### WHAT TO DO
Tally the rows below that contain the string "PANEL". Reply with only the number.

Dataset entries
┌──

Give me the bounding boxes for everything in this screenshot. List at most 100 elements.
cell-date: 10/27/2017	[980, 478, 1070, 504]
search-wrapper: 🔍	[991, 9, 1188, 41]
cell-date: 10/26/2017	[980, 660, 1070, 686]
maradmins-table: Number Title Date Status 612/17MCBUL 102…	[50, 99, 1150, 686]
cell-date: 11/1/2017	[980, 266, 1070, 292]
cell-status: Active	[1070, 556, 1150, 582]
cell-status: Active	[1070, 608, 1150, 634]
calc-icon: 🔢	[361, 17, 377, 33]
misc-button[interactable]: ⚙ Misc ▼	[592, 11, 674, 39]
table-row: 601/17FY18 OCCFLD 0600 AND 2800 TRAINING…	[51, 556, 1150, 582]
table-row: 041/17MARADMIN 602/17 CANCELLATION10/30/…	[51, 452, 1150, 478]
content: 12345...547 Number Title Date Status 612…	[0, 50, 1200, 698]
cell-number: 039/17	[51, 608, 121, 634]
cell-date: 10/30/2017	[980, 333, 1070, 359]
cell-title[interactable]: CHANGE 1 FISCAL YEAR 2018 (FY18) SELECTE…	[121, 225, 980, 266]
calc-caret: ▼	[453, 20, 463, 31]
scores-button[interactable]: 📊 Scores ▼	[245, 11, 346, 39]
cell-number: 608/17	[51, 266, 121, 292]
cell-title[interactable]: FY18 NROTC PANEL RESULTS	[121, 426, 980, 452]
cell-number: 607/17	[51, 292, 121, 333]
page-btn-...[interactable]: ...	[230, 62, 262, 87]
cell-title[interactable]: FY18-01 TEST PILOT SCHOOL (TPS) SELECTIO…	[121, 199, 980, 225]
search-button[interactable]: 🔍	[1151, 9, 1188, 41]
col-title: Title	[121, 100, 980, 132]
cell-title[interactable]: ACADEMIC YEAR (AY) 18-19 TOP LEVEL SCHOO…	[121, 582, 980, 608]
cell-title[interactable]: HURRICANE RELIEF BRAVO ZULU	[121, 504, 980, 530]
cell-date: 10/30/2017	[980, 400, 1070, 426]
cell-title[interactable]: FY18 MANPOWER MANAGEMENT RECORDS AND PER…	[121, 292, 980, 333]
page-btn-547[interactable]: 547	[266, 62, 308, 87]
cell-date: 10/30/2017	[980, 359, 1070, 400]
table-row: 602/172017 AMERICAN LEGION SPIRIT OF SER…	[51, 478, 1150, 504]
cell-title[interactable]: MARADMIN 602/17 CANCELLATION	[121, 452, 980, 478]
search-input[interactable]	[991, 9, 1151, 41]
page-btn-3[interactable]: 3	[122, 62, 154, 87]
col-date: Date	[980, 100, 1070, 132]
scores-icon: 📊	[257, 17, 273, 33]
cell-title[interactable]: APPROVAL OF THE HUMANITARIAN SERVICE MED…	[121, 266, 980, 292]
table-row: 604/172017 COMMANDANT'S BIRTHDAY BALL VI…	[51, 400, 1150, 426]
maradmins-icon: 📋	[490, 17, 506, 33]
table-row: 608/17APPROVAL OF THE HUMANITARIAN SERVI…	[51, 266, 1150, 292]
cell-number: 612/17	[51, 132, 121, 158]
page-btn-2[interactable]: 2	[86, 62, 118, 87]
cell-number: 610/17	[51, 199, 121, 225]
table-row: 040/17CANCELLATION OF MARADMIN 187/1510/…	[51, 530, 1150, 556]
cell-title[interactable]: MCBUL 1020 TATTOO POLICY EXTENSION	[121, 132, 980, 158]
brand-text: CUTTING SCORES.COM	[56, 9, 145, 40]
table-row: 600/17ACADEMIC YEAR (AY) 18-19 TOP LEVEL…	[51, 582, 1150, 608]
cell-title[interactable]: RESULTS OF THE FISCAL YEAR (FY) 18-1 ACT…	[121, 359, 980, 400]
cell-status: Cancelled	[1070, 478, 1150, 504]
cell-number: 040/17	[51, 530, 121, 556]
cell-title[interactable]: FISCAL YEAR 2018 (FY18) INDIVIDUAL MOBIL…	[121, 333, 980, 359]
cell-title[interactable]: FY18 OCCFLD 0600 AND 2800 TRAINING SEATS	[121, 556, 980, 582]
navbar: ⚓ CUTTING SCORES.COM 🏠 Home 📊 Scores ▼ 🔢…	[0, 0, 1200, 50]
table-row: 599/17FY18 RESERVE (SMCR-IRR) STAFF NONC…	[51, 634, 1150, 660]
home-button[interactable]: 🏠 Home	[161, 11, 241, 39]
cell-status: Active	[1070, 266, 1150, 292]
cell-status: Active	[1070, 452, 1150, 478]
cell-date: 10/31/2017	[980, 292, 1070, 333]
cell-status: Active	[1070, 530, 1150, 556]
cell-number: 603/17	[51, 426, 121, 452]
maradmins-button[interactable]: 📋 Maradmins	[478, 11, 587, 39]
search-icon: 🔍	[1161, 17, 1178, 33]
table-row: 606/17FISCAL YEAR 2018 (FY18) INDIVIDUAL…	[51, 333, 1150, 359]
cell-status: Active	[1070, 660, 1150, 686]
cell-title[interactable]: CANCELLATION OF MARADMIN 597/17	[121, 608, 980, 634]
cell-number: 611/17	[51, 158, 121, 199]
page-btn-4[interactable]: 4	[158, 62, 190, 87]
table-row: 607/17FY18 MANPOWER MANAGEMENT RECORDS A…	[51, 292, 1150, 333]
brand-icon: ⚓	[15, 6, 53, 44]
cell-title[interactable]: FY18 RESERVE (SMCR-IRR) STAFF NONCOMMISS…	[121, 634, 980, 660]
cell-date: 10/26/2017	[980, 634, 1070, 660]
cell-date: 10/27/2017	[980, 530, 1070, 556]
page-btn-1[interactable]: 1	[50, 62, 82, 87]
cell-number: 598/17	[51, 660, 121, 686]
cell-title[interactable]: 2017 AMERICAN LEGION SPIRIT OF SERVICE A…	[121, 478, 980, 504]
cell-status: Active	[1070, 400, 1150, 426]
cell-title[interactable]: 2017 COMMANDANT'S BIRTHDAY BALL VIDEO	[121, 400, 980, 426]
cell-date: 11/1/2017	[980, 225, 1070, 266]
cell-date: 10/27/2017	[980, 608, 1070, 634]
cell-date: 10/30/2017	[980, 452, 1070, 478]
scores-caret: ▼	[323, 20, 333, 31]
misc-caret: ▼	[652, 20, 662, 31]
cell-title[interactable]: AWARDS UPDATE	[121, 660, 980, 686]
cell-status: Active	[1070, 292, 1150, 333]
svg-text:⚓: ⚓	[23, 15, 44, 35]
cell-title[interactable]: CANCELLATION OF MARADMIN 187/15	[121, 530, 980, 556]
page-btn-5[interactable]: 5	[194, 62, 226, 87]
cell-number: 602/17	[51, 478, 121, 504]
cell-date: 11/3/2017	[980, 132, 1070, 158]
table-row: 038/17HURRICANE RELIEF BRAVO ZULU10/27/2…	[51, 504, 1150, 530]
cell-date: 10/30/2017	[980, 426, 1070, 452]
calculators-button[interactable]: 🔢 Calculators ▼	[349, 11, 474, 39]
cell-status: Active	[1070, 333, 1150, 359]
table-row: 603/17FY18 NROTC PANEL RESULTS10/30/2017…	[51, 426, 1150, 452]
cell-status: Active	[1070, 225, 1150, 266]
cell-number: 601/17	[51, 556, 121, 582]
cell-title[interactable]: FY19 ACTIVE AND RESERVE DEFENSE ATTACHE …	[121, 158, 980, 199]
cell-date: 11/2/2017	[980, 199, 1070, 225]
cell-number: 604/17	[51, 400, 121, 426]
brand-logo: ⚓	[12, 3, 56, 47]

└──

### RESPONSE TO THE EXERCISE
2